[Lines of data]
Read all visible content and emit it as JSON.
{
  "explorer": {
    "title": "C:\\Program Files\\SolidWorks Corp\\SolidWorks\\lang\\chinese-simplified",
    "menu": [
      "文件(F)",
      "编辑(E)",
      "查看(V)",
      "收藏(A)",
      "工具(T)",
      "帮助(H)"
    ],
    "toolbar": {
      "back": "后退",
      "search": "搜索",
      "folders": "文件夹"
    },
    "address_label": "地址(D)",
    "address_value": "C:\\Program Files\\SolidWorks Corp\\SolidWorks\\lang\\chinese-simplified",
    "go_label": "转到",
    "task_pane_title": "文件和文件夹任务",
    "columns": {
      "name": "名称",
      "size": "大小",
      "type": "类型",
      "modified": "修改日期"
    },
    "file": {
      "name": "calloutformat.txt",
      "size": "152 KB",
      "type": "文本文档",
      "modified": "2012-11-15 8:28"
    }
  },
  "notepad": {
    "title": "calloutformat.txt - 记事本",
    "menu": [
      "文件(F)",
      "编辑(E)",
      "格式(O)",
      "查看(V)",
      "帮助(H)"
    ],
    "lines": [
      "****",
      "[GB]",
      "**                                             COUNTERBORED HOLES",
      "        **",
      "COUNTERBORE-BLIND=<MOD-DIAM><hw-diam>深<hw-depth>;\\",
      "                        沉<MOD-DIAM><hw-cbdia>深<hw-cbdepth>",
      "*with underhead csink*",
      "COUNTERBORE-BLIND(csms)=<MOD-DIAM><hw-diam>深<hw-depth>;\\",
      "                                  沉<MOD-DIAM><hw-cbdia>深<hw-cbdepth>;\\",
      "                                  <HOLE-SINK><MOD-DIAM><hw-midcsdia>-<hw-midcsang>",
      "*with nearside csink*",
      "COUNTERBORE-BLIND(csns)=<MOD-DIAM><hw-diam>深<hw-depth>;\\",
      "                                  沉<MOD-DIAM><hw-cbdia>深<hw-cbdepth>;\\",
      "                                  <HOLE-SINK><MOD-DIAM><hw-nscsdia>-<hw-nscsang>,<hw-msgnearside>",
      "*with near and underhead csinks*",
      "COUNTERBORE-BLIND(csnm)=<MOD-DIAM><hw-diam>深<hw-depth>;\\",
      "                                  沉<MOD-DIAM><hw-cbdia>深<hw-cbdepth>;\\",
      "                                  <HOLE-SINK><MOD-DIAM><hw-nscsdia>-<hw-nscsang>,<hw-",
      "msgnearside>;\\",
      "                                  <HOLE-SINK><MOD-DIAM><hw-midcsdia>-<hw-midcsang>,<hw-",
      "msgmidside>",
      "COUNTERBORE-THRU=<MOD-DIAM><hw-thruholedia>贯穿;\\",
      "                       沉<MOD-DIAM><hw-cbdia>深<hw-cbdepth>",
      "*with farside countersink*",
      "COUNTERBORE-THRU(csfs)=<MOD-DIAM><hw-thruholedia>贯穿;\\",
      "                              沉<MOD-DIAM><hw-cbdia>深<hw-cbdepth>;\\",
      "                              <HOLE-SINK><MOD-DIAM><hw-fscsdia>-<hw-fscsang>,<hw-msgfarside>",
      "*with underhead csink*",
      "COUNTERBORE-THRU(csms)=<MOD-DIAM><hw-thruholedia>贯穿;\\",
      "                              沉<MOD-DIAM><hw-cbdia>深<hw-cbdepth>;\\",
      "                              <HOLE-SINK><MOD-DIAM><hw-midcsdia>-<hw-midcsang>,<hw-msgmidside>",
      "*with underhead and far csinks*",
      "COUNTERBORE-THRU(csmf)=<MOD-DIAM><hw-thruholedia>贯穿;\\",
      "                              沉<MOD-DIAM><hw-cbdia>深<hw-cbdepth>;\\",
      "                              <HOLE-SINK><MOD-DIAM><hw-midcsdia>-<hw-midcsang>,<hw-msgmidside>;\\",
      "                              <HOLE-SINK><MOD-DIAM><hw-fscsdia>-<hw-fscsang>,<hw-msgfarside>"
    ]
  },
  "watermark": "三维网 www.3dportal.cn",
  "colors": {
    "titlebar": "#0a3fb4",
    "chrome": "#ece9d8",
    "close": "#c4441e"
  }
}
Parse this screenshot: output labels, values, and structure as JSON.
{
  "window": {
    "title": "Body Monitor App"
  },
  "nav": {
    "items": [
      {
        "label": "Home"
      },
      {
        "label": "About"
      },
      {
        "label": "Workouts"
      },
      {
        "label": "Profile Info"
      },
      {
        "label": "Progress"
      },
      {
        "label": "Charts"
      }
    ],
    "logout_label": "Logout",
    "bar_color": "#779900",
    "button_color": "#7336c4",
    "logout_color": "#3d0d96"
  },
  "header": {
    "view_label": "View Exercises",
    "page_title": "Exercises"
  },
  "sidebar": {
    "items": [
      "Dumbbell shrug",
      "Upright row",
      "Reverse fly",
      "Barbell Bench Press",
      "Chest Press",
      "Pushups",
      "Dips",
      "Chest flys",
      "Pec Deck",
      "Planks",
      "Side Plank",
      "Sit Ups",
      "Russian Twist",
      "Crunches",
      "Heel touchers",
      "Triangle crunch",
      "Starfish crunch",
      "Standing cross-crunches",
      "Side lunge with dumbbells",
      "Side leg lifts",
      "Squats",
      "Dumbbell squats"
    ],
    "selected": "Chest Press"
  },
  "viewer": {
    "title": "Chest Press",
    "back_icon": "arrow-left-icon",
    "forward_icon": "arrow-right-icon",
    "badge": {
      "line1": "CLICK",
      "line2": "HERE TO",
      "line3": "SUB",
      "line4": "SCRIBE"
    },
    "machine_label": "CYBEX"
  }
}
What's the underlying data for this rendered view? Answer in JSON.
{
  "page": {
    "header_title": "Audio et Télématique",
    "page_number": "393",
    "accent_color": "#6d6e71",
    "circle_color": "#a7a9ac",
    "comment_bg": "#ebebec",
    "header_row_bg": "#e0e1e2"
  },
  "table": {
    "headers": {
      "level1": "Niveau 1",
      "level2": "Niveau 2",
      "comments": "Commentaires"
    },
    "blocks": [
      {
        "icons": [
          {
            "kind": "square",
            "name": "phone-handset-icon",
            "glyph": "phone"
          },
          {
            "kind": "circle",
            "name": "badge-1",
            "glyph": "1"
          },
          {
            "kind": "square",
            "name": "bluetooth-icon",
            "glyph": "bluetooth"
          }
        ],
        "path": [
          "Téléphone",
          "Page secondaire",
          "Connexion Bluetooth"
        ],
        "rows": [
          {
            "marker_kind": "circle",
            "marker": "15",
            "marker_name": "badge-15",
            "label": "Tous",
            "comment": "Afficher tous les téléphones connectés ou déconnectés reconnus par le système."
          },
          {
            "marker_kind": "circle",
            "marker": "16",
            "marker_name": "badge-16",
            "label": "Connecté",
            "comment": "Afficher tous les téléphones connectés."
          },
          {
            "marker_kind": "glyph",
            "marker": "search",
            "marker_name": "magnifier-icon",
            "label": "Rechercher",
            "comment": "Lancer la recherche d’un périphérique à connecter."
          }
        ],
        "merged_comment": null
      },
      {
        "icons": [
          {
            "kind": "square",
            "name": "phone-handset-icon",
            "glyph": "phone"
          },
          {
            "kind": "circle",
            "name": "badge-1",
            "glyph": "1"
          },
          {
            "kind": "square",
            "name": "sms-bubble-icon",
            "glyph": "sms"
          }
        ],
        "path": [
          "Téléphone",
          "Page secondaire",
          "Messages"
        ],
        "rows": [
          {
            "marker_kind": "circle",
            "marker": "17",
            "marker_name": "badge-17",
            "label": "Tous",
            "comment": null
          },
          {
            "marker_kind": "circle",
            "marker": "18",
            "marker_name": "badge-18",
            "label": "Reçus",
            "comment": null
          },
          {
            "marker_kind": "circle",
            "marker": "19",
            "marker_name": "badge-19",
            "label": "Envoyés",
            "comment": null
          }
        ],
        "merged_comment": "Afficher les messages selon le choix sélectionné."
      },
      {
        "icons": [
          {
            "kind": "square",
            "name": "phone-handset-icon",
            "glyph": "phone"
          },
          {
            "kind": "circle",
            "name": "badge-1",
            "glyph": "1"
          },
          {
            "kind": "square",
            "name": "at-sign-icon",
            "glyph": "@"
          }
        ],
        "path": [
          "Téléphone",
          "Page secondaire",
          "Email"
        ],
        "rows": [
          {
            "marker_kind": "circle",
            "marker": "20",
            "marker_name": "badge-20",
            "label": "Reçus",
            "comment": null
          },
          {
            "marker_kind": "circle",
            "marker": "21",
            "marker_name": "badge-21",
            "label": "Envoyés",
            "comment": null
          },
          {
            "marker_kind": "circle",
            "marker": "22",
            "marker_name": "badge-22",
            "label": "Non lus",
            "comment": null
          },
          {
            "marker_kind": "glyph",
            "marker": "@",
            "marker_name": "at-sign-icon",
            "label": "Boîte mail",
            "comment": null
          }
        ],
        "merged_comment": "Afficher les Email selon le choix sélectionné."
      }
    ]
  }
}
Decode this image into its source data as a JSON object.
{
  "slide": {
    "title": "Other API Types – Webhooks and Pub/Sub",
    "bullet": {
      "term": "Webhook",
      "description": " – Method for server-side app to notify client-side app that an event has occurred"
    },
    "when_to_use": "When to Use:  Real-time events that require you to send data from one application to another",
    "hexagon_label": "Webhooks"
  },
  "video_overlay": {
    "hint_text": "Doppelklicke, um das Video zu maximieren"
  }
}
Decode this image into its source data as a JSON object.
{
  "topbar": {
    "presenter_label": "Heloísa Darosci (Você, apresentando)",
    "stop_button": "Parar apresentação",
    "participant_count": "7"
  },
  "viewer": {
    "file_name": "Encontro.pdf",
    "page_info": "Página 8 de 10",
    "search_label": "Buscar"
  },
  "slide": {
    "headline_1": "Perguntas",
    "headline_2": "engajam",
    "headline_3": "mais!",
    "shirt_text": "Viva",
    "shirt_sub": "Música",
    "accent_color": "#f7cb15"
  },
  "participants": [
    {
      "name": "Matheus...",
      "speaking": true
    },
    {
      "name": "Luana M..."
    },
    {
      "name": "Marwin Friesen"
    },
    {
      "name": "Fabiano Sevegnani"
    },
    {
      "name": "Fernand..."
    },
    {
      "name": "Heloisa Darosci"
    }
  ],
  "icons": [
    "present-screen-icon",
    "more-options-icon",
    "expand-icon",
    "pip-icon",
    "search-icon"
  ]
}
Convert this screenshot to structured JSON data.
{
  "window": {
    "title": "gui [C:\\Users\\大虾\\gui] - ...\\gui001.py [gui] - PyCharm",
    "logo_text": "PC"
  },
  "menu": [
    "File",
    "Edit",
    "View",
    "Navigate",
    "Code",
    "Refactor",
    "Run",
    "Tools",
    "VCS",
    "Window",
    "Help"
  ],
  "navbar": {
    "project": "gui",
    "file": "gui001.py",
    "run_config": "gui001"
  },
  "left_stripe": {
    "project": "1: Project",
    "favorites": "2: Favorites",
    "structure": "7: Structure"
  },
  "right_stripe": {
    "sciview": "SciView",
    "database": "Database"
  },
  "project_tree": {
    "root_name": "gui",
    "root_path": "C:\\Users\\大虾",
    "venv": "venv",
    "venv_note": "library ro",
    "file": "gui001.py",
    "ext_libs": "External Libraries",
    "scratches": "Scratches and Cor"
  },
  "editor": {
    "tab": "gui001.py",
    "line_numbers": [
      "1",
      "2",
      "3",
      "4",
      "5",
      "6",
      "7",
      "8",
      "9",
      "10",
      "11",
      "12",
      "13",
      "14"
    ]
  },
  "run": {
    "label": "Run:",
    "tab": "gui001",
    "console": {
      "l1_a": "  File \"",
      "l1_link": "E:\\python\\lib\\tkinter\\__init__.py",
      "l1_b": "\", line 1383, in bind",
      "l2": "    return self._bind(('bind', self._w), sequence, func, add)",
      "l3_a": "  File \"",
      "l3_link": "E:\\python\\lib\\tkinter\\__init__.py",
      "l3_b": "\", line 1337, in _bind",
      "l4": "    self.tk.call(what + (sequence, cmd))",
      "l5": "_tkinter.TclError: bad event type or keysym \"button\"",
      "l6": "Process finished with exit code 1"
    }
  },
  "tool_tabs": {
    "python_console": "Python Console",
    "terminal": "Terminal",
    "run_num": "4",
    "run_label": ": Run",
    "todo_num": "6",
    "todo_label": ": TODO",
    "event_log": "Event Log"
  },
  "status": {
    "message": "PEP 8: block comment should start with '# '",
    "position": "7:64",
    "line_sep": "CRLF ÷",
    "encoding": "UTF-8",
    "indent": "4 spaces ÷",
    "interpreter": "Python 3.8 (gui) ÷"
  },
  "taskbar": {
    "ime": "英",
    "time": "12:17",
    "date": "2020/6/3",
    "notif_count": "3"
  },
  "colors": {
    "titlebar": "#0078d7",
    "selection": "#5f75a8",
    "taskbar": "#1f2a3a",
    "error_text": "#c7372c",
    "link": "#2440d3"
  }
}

# Task prompt
Return only the number of lines in the data that contain "calloutformat".

# Answer to this problem
2